> _Goal_
Transcribe all of the material below word for word and leave out its pictures.

Data excerpts:
================================
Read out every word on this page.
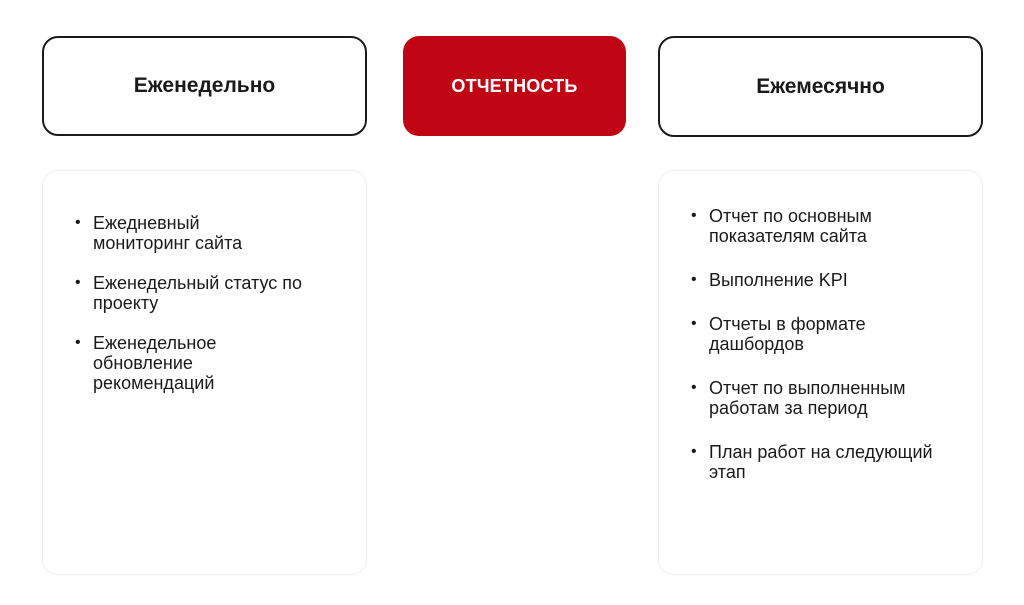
Еженедельно	ОТЧЕТНОСТЬ	Ежемесячно
• Ежедневный мониторинг сайта
• Еженедельный статус по проекту
• Еженедельное обновление рекомендаций
• Отчет по основным показателям сайта
• Выполнение KPI
• Отчеты в формате дашбордов
• Отчет по выполненным работам за период
• План работ на следующий этап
================================
> _Output below_
Read out every word on this page.
Еженедельно	ОТЧЕТНОСТЬ	Ежемесячно
• Ежедневный мониторинг сайта
• Еженедельный статус по проекту
• Еженедельное обновление рекомендаций
• Отчет по основным показателям сайта
• Выполнение KPI
• Отчеты в формате дашбордов
• Отчет по выполненным работам за период
• План работ на следующий этап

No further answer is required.